### [Exercise task]
Output each entry below as it stands, leaving out every picture.

### [Given entries]
.....

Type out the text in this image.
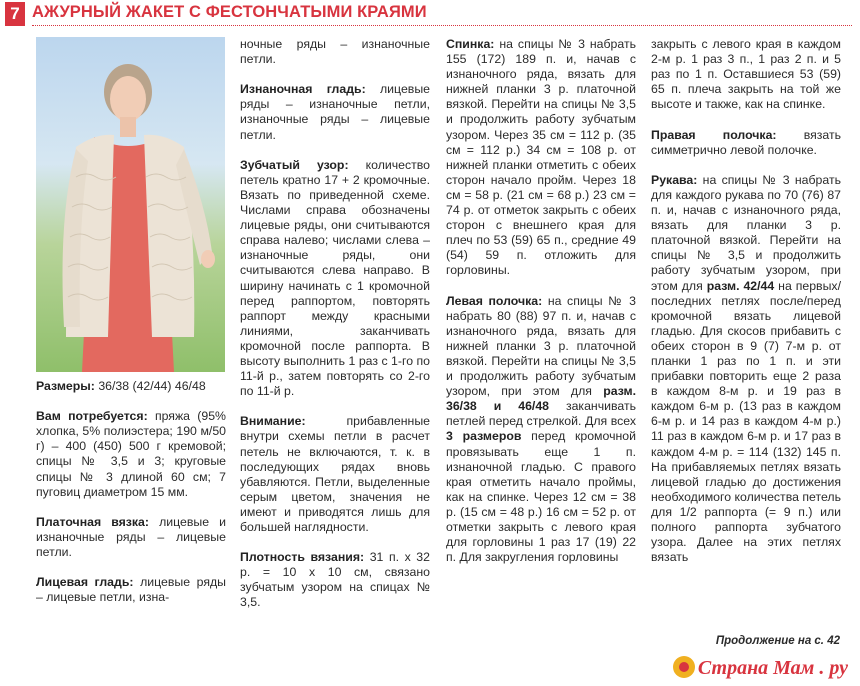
7 АЖУРНЫЙ ЖАКЕТ С ФЕСТОНЧАТЫМИ КРАЯМИ

Размеры: 36/38 (42/44) 46/48

Вам потребуется: пряжа (95% хлопка, 5% полиэстера; 190 м/50 г) – 400 (450) 500 г кремовой; спицы № 3,5 и 3; круговые спицы № 3 длиной 60 см; 7 пуговиц диаметром 15 мм.

Платочная вязка: лицевые и изнаночные ряды – лицевые петли.

Лицевая гладь: лицевые ряды – лицевые петли, изна-

ночные ряды – изнаночные петли.

Изнаночная гладь: лицевые ряды – изнаночные петли, изнаночные ряды – лицевые петли.

Зубчатый узор: количество петель кратно 17 + 2 кромочные. Вязать по приведенной схеме. Числами справа обозначены лицевые ряды, они считываются справа налево; числами слева – изнаночные ряды, они считываются слева направо. В ширину начинать с 1 кромочной перед раппортом, повторять раппорт между красными линиями, заканчивать кромочной после раппорта. В высоту выполнить 1 раз с 1-го по 11-й р., затем повторять со 2-го по 11-й р.

Внимание:	прибавленные внутри схемы петли в расчет петель не включаются, т. к. в последующих рядах вновь убавляются. Петли, выделенные серым цветом, значения не имеют и приводятся лишь для большей наглядности.

Плотность вязания: 31 п. х 32 р. = 10 х 10 см, связано зубчатым узором на спицах № 3,5.

Спинка: на спицы № 3 набрать 155 (172) 189 п. и, начав с изнаночного ряда, вязать для нижней планки 3 р. платочной вязкой. Перейти на спицы № 3,5 и продолжить работу зубчатым узором. Через 35 см = 112 р. (35 см = 112 р.) 34 см = 108 р. от нижней планки отметить с обеих сторон начало пройм. Через 18 см = 58 р. (21 см = 68 р.) 23 см = 74 р. от отметок закрыть с обеих сторон с внешнего края для плеч по 53 (59) 65 п., средние 49 (54) 59 п. отложить для горловины.

Левая полочка: на спицы № 3 набрать 80 (88) 97 п. и, начав с изнаночного ряда, вязать для нижней планки 3 р. платочной вязкой. Перейти на спицы № 3,5 и продолжить работу зубчатым узором, при этом для разм. 36/38 и 46/48 заканчивать петлей перед стрелкой. Для всех 3 размеров перед кромочной провязывать еще 1 п. изнаночной гладью. С правого края отметить начало проймы, как на спинке. Через 12 см = 38 р. (15 см = 48 р.) 16 см = 52 р. от отметки закрыть с левого края для горловины 1 раз 17 (19) 22 п. Для закругления горловины

закрыть с левого края в каждом 2-м р. 1 раз 3 п., 1 раз 2 п. и 5 раз по 1 п. Оставшиеся 53 (59) 65 п. плеча закрыть на той же высоте и также, как на спинке.

Правая полочка: вязать симметрично левой полочке.

Рукава: на спицы № 3 набрать для каждого рукава по 70 (76) 87 п. и, начав с изнаночного ряда, вязать для планки 3 р. платочной вязкой. Перейти на спицы № 3,5 и продолжить работу зубчатым узором, при этом для разм. 42/44 на первых/последних петлях после/перед кромочной вязать лицевой гладью. Для скосов прибавить с обеих сторон в 9 (7) 7-м р. от планки 1 раз по 1 п. и эти прибавки повторить еще 2 раза в каждом 8-м р. и 19 раз в каждом 6-м р. (13 раз в каждом 6-м р. и 14 раз в каждом 4-м р.) 11 раз в каждом 6-м р. и 17 раз в каждом 4-м р. = 114 (132) 145 п. На прибавляемых петлях вязать лицевой гладью до достижения необходимого количества петель для 1/2 раппорта (= 9 п.) или полного раппорта зубчатого узора. Далее на этих петлях вязать

Продолжение на с. 42
Страна Мам . ру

.....

### [Response for this exercise]
Type out the text in this image.
7 АЖУРНЫЙ ЖАКЕТ С ФЕСТОНЧАТЫМИ КРАЯМИ

Размеры: 36/38 (42/44) 46/48

Вам потребуется: пряжа (95% хлопка, 5% полиэстера; 190 м/50 г) – 400 (450) 500 г кремовой; спицы № 3,5 и 3; круговые спицы № 3 длиной 60 см; 7 пуговиц диаметром 15 мм.

Платочная вязка: лицевые и изнаночные ряды – лицевые петли.

Лицевая гладь: лицевые ряды – лицевые петли, изна-

ночные ряды – изнаночные петли.

Изнаночная гладь: лицевые ряды – изнаночные петли, изнаночные ряды – лицевые петли.

Зубчатый узор: количество петель кратно 17 + 2 кромочные. Вязать по приведенной схеме. Числами справа обозначены лицевые ряды, они считываются справа налево; числами слева – изнаночные ряды, они считываются слева направо. В ширину начинать с 1 кромочной перед раппортом, повторять раппорт между красными линиями, заканчивать кромочной после раппорта. В высоту выполнить 1 раз с 1-го по 11-й р., затем повторять со 2-го по 11-й р.

Внимание:	прибавленные внутри схемы петли в расчет петель не включаются, т. к. в последующих рядах вновь убавляются. Петли, выделенные серым цветом, значения не имеют и приводятся лишь для большей наглядности.

Плотность вязания: 31 п. х 32 р. = 10 х 10 см, связано зубчатым узором на спицах № 3,5.

Спинка: на спицы № 3 набрать 155 (172) 189 п. и, начав с изнаночного ряда, вязать для нижней планки 3 р. платочной вязкой. Перейти на спицы № 3,5 и продолжить работу зубчатым узором. Через 35 см = 112 р. (35 см = 112 р.) 34 см = 108 р. от нижней планки отметить с обеих сторон начало пройм. Через 18 см = 58 р. (21 см = 68 р.) 23 см = 74 р. от отметок закрыть с обеих сторон с внешнего края для плеч по 53 (59) 65 п., средние 49 (54) 59 п. отложить для горловины.

Левая полочка: на спицы № 3 набрать 80 (88) 97 п. и, начав с изнаночного ряда, вязать для нижней планки 3 р. платочной вязкой. Перейти на спицы № 3,5 и продолжить работу зубчатым узором, при этом для разм. 36/38 и 46/48 заканчивать петлей перед стрелкой. Для всех 3 размеров перед кромочной провязывать еще 1 п. изнаночной гладью. С правого края отметить начало проймы, как на спинке. Через 12 см = 38 р. (15 см = 48 р.) 16 см = 52 р. от отметки закрыть с левого края для горловины 1 раз 17 (19) 22 п. Для закругления горловины

закрыть с левого края в каждом 2-м р. 1 раз 3 п., 1 раз 2 п. и 5 раз по 1 п. Оставшиеся 53 (59) 65 п. плеча закрыть на той же высоте и также, как на спинке.

Правая полочка: вязать симметрично левой полочке.

Рукава: на спицы № 3 набрать для каждого рукава по 70 (76) 87 п. и, начав с изнаночного ряда, вязать для планки 3 р. платочной вязкой. Перейти на спицы № 3,5 и продолжить работу зубчатым узором, при этом для разм. 42/44 на первых/последних петлях после/перед кромочной вязать лицевой гладью. Для скосов прибавить с обеих сторон в 9 (7) 7-м р. от планки 1 раз по 1 п. и эти прибавки повторить еще 2 раза в каждом 8-м р. и 19 раз в каждом 6-м р. (13 раз в каждом 6-м р. и 14 раз в каждом 4-м р.) 11 раз в каждом 6-м р. и 17 раз в каждом 4-м р. = 114 (132) 145 п. На прибавляемых петлях вязать лицевой гладью до достижения необходимого количества петель для 1/2 раппорта (= 9 п.) или полного раппорта зубчатого узора. Далее на этих петлях вязать

Продолжение на с. 42
Страна Мам . ру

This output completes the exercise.